## Problem details:
Find how many lines of the listing below include the word "included", then report the number by itself.

◆ ◆ ◆ ◆ ◆

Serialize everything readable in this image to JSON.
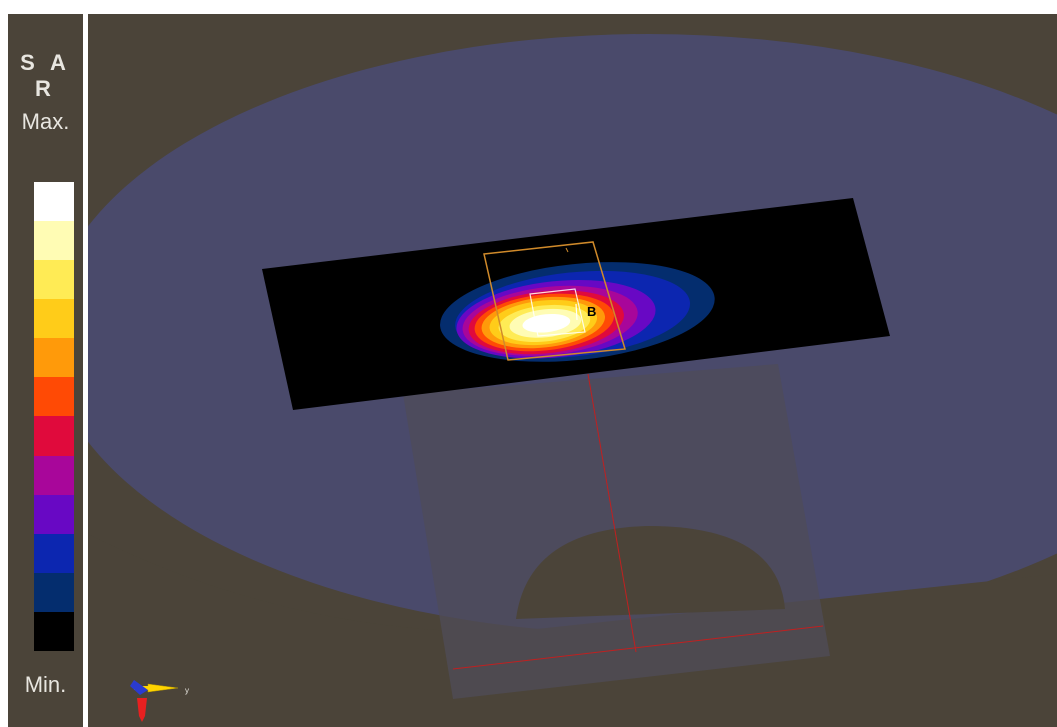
{
  "legend": {
    "title": "S A R",
    "max_label": "Max.",
    "min_label": "Min.",
    "colors": [
      "#ffffff",
      "#fffcb4",
      "#ffeb55",
      "#ffcc19",
      "#ff9a0a",
      "#ff4a05",
      "#e00a3c",
      "#a8069a",
      "#6808c4",
      "#0c26b0",
      "#042d6e",
      "#000000"
    ]
  },
  "viewport": {
    "background": "#4b4439",
    "phantom_color": "#4a4a6b",
    "scan_plane_color": "#000000",
    "probe_marker": "B",
    "triad": {
      "y_label": "y"
    }
  }
}
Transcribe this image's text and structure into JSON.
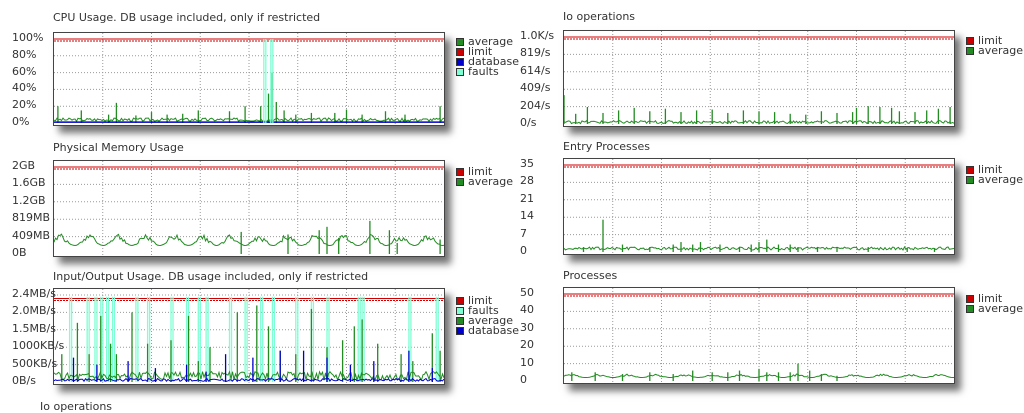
{
  "chart_data": [
    {
      "id": "cpu",
      "type": "line",
      "title": "CPU Usage. DB usage included, only if restricted",
      "yticks": [
        "100%",
        "80%",
        "60%",
        "40%",
        "20%",
        "0%"
      ],
      "ylim": [
        0,
        100
      ],
      "limit": 100,
      "grid": true,
      "legend_position": "right",
      "series": [
        {
          "name": "average",
          "color": "#228B22",
          "kind": "spikes",
          "base": 2,
          "max": 6,
          "spikes": [
            [
              0.01,
              20
            ],
            [
              0.07,
              15
            ],
            [
              0.14,
              10
            ],
            [
              0.16,
              24
            ],
            [
              0.21,
              9
            ],
            [
              0.25,
              13
            ],
            [
              0.29,
              10
            ],
            [
              0.33,
              11
            ],
            [
              0.37,
              15
            ],
            [
              0.45,
              14
            ],
            [
              0.49,
              20
            ],
            [
              0.53,
              20
            ],
            [
              0.55,
              35
            ],
            [
              0.56,
              60
            ],
            [
              0.57,
              25
            ],
            [
              0.59,
              15
            ],
            [
              0.62,
              10
            ],
            [
              0.66,
              12
            ],
            [
              0.72,
              12
            ],
            [
              0.75,
              16
            ],
            [
              0.79,
              10
            ],
            [
              0.85,
              14
            ],
            [
              0.9,
              10
            ],
            [
              0.99,
              20
            ]
          ]
        },
        {
          "name": "limit",
          "color": "#cc0000",
          "kind": "limit"
        },
        {
          "name": "database",
          "color": "#0000cc",
          "kind": "flat",
          "value": 1
        },
        {
          "name": "faults",
          "color": "#7fffd4",
          "kind": "spikes",
          "base": 0,
          "max": 0,
          "spikes": [
            [
              0.538,
              100
            ],
            [
              0.556,
              100
            ]
          ]
        }
      ]
    },
    {
      "id": "io_ops_left",
      "type": "line",
      "title": "Io operations",
      "yticks": [],
      "series": []
    },
    {
      "id": "mem",
      "type": "line",
      "title": "Physical Memory Usage",
      "yticks": [
        "2GB",
        "1.6GB",
        "1.2GB",
        "819MB",
        "409MB",
        "0B"
      ],
      "ylim": [
        0,
        2048
      ],
      "limit": 2048,
      "grid": true,
      "legend_position": "right",
      "series": [
        {
          "name": "limit",
          "color": "#cc0000",
          "kind": "limit"
        },
        {
          "name": "average",
          "color": "#228B22",
          "kind": "wave",
          "base": 200,
          "max": 480,
          "spikes": [
            [
              0.48,
              520
            ],
            [
              0.6,
              460
            ],
            [
              0.68,
              560
            ],
            [
              0.7,
              640
            ],
            [
              0.73,
              380
            ],
            [
              0.81,
              780
            ],
            [
              0.86,
              560
            ],
            [
              0.88,
              260
            ],
            [
              0.99,
              340
            ]
          ]
        }
      ]
    },
    {
      "id": "io",
      "type": "line",
      "title": "Input/Output Usage. DB usage included, only if restricted",
      "yticks": [
        "2.4MB/s",
        "2.0MB/s",
        "1.5MB/s",
        "1000KB/s",
        "500KB/s",
        "0B/s"
      ],
      "ylim": [
        0,
        2.5
      ],
      "limit": 2.4,
      "grid": true,
      "legend_position": "right",
      "series": [
        {
          "name": "limit",
          "color": "#cc0000",
          "kind": "limit"
        },
        {
          "name": "faults",
          "color": "#7fffd4",
          "kind": "spikes",
          "base": 0,
          "max": 0,
          "spikes": [
            [
              0.04,
              2.45
            ],
            [
              0.085,
              2.45
            ],
            [
              0.105,
              2.45
            ],
            [
              0.12,
              2.45
            ],
            [
              0.135,
              2.45
            ],
            [
              0.15,
              2.45
            ],
            [
              0.21,
              2.45
            ],
            [
              0.24,
              2.45
            ],
            [
              0.3,
              2.45
            ],
            [
              0.34,
              2.45
            ],
            [
              0.37,
              2.45
            ],
            [
              0.39,
              2.45
            ],
            [
              0.45,
              2.45
            ],
            [
              0.49,
              2.45
            ],
            [
              0.53,
              2.45
            ],
            [
              0.56,
              2.45
            ],
            [
              0.62,
              2.45
            ],
            [
              0.66,
              2.45
            ],
            [
              0.7,
              2.45
            ],
            [
              0.78,
              2.45
            ],
            [
              0.79,
              2.45
            ],
            [
              0.91,
              2.45
            ],
            [
              0.98,
              2.45
            ]
          ]
        },
        {
          "name": "average",
          "color": "#228B22",
          "kind": "spikes",
          "base": 0.05,
          "max": 0.3,
          "spikes": [
            [
              0.02,
              0.8
            ],
            [
              0.06,
              1.7
            ],
            [
              0.09,
              0.8
            ],
            [
              0.12,
              1.9
            ],
            [
              0.145,
              1.1
            ],
            [
              0.16,
              0.8
            ],
            [
              0.2,
              2.0
            ],
            [
              0.24,
              1.1
            ],
            [
              0.3,
              1.2
            ],
            [
              0.345,
              1.9
            ],
            [
              0.37,
              0.6
            ],
            [
              0.4,
              1.0
            ],
            [
              0.47,
              2.0
            ],
            [
              0.52,
              2.2
            ],
            [
              0.55,
              1.6
            ],
            [
              0.58,
              0.9
            ],
            [
              0.62,
              0.8
            ],
            [
              0.66,
              2.1
            ],
            [
              0.7,
              1.0
            ],
            [
              0.74,
              1.2
            ],
            [
              0.77,
              1.6
            ],
            [
              0.79,
              1.8
            ],
            [
              0.83,
              1.1
            ],
            [
              0.89,
              0.8
            ],
            [
              0.92,
              0.6
            ],
            [
              0.97,
              1.4
            ],
            [
              0.99,
              0.9
            ]
          ]
        },
        {
          "name": "database",
          "color": "#0000cc",
          "kind": "spikes",
          "base": 0.02,
          "max": 0.1,
          "spikes": [
            [
              0.05,
              0.7
            ],
            [
              0.11,
              0.5
            ],
            [
              0.19,
              0.6
            ],
            [
              0.26,
              0.4
            ],
            [
              0.34,
              0.5
            ],
            [
              0.39,
              0.3
            ],
            [
              0.44,
              0.8
            ],
            [
              0.51,
              0.7
            ],
            [
              0.58,
              0.9
            ],
            [
              0.64,
              0.9
            ],
            [
              0.7,
              0.7
            ],
            [
              0.76,
              0.5
            ],
            [
              0.82,
              0.6
            ],
            [
              0.91,
              0.9
            ],
            [
              0.97,
              0.4
            ]
          ]
        }
      ]
    },
    {
      "id": "io_ops_right",
      "type": "line",
      "title": "Io operations",
      "yticks": [
        "1.0K/s",
        "819/s",
        "614/s",
        "409/s",
        "204/s",
        "0/s"
      ],
      "ylim": [
        0,
        1024
      ],
      "limit": 1024,
      "grid": true,
      "legend_position": "right",
      "series": [
        {
          "name": "limit",
          "color": "#cc0000",
          "kind": "limit"
        },
        {
          "name": "average",
          "color": "#228B22",
          "kind": "spikes",
          "base": 5,
          "max": 40,
          "spikes": [
            [
              0.0,
              340
            ],
            [
              0.03,
              120
            ],
            [
              0.06,
              200
            ],
            [
              0.1,
              130
            ],
            [
              0.14,
              160
            ],
            [
              0.18,
              190
            ],
            [
              0.22,
              150
            ],
            [
              0.26,
              180
            ],
            [
              0.3,
              140
            ],
            [
              0.34,
              160
            ],
            [
              0.38,
              170
            ],
            [
              0.42,
              130
            ],
            [
              0.46,
              160
            ],
            [
              0.5,
              150
            ],
            [
              0.54,
              140
            ],
            [
              0.58,
              120
            ],
            [
              0.62,
              110
            ],
            [
              0.66,
              150
            ],
            [
              0.7,
              130
            ],
            [
              0.74,
              140
            ],
            [
              0.75,
              190
            ],
            [
              0.78,
              210
            ],
            [
              0.81,
              200
            ],
            [
              0.84,
              190
            ],
            [
              0.86,
              150
            ],
            [
              0.9,
              140
            ],
            [
              0.93,
              160
            ],
            [
              0.96,
              180
            ],
            [
              0.99,
              200
            ]
          ]
        }
      ]
    },
    {
      "id": "entry",
      "type": "line",
      "title": "Entry Processes",
      "yticks": [
        "35",
        "28",
        "21",
        "14",
        "7",
        "0"
      ],
      "ylim": [
        0,
        35
      ],
      "limit": 35,
      "grid": true,
      "legend_position": "right",
      "series": [
        {
          "name": "limit",
          "color": "#cc0000",
          "kind": "limit"
        },
        {
          "name": "average",
          "color": "#228B22",
          "kind": "spikes",
          "base": 0.8,
          "max": 2,
          "spikes": [
            [
              0.1,
              13
            ],
            [
              0.05,
              2
            ],
            [
              0.15,
              3
            ],
            [
              0.22,
              2
            ],
            [
              0.28,
              3
            ],
            [
              0.3,
              4
            ],
            [
              0.33,
              3
            ],
            [
              0.35,
              4
            ],
            [
              0.4,
              3
            ],
            [
              0.45,
              2
            ],
            [
              0.48,
              3
            ],
            [
              0.5,
              4
            ],
            [
              0.52,
              5
            ],
            [
              0.55,
              3
            ],
            [
              0.58,
              3
            ],
            [
              0.6,
              2
            ],
            [
              0.65,
              2
            ],
            [
              0.7,
              2
            ],
            [
              0.78,
              2
            ],
            [
              0.88,
              1.5
            ],
            [
              0.95,
              1.5
            ]
          ]
        }
      ]
    },
    {
      "id": "processes",
      "type": "line",
      "title": "Processes",
      "yticks": [
        "50",
        "40",
        "30",
        "20",
        "10",
        "0"
      ],
      "ylim": [
        0,
        50
      ],
      "limit": 50,
      "grid": true,
      "legend_position": "right",
      "series": [
        {
          "name": "limit",
          "color": "#cc0000",
          "kind": "limit"
        },
        {
          "name": "average",
          "color": "#228B22",
          "kind": "wave",
          "base": 2,
          "max": 4,
          "spikes": [
            [
              0.02,
              5
            ],
            [
              0.08,
              5
            ],
            [
              0.15,
              4
            ],
            [
              0.22,
              5
            ],
            [
              0.28,
              4
            ],
            [
              0.33,
              6
            ],
            [
              0.38,
              5
            ],
            [
              0.42,
              5
            ],
            [
              0.45,
              6
            ],
            [
              0.5,
              7
            ],
            [
              0.52,
              5
            ],
            [
              0.55,
              5
            ],
            [
              0.58,
              5
            ],
            [
              0.6,
              10
            ],
            [
              0.63,
              6
            ],
            [
              0.66,
              4
            ],
            [
              0.7,
              3
            ]
          ]
        }
      ]
    }
  ]
}
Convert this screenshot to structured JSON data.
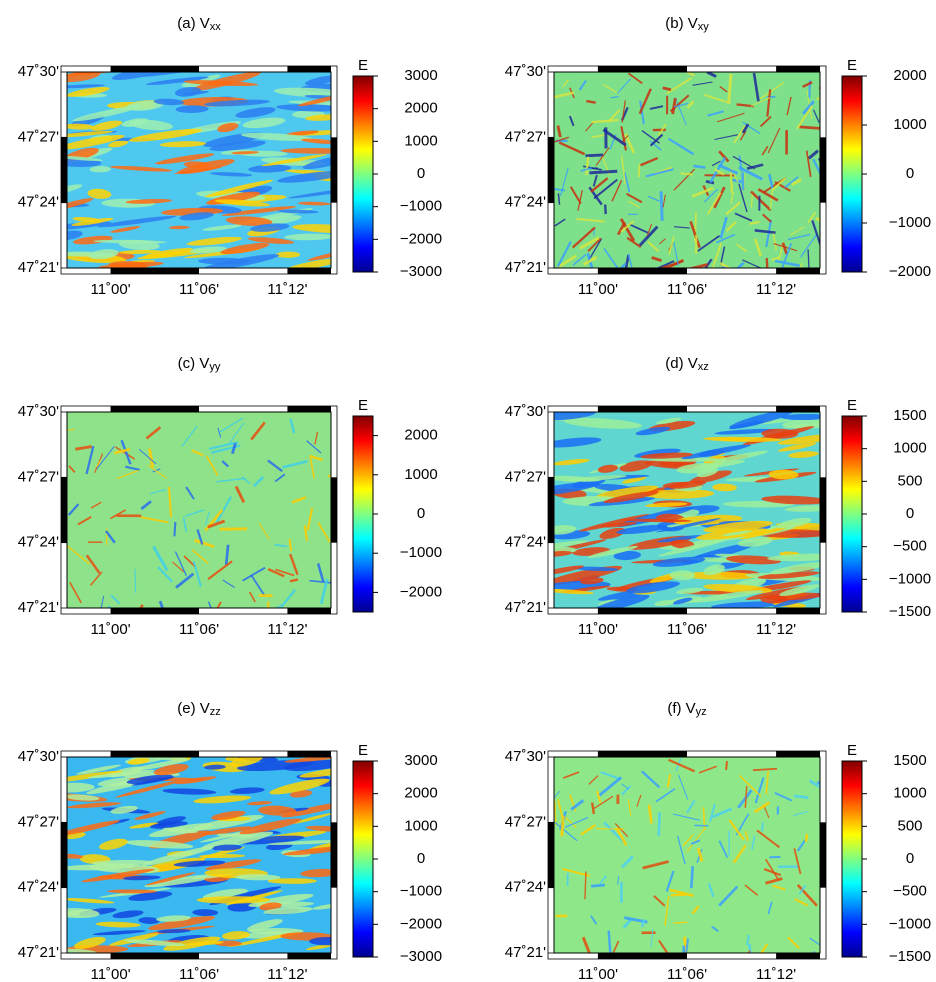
{
  "panels": [
    {
      "letter": "(a)",
      "symbol": "V",
      "subscript": "xx",
      "unit": "E",
      "colorbar_ticks": [
        "3000",
        "2000",
        "1000",
        "0",
        "−1000",
        "−2000",
        "−3000"
      ],
      "range": [
        -3000,
        3000
      ]
    },
    {
      "letter": "(b)",
      "symbol": "V",
      "subscript": "xy",
      "unit": "E",
      "colorbar_ticks": [
        "2000",
        "1000",
        "0",
        "−1000",
        "−2000"
      ],
      "range": [
        -2000,
        2000
      ]
    },
    {
      "letter": "(c)",
      "symbol": "V",
      "subscript": "yy",
      "unit": "E",
      "colorbar_ticks": [
        "2000",
        "1000",
        "0",
        "−1000",
        "−2000"
      ],
      "range": [
        -2500,
        2500
      ]
    },
    {
      "letter": "(d)",
      "symbol": "V",
      "subscript": "xz",
      "unit": "E",
      "colorbar_ticks": [
        "1500",
        "1000",
        "500",
        "0",
        "−500",
        "−1000",
        "−1500"
      ],
      "range": [
        -1500,
        1500
      ]
    },
    {
      "letter": "(e)",
      "symbol": "V",
      "subscript": "zz",
      "unit": "E",
      "colorbar_ticks": [
        "3000",
        "2000",
        "1000",
        "0",
        "−1000",
        "−2000",
        "−3000"
      ],
      "range": [
        -3000,
        3000
      ]
    },
    {
      "letter": "(f)",
      "symbol": "V",
      "subscript": "yz",
      "unit": "E",
      "colorbar_ticks": [
        "1500",
        "1000",
        "500",
        "0",
        "−500",
        "−1000",
        "−1500"
      ],
      "range": [
        -1500,
        1500
      ]
    }
  ],
  "lat_ticks": [
    "47˚30'",
    "47˚27'",
    "47˚24'",
    "47˚21'"
  ],
  "lon_ticks": [
    "11˚00'",
    "11˚06'",
    "11˚12'"
  ],
  "colormap": [
    "#000090",
    "#0000ff",
    "#0080ff",
    "#00ffff",
    "#80ff80",
    "#ffff00",
    "#ff8000",
    "#ff0000",
    "#800000"
  ]
}
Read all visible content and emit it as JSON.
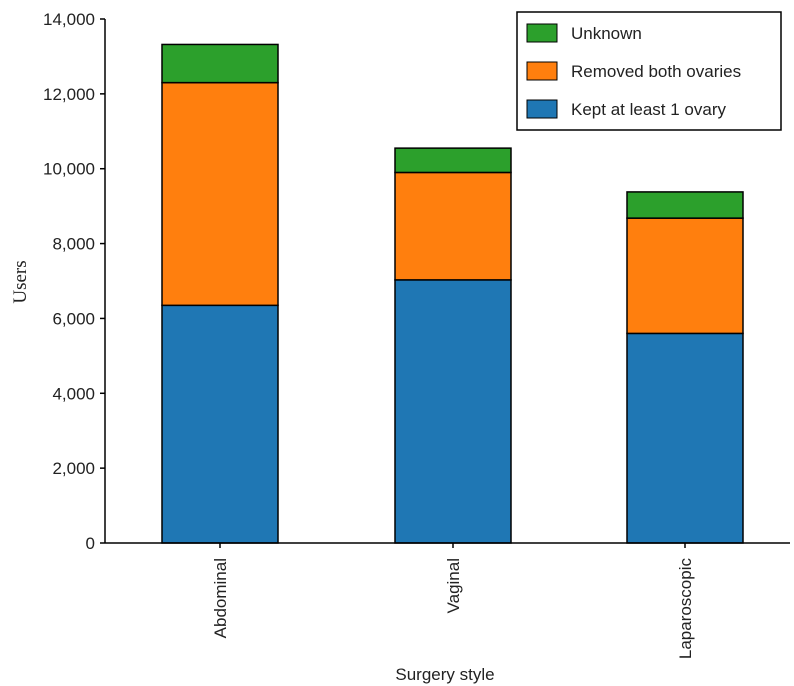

◆ ◆ ◆ ◆ ◆

## Final result:
2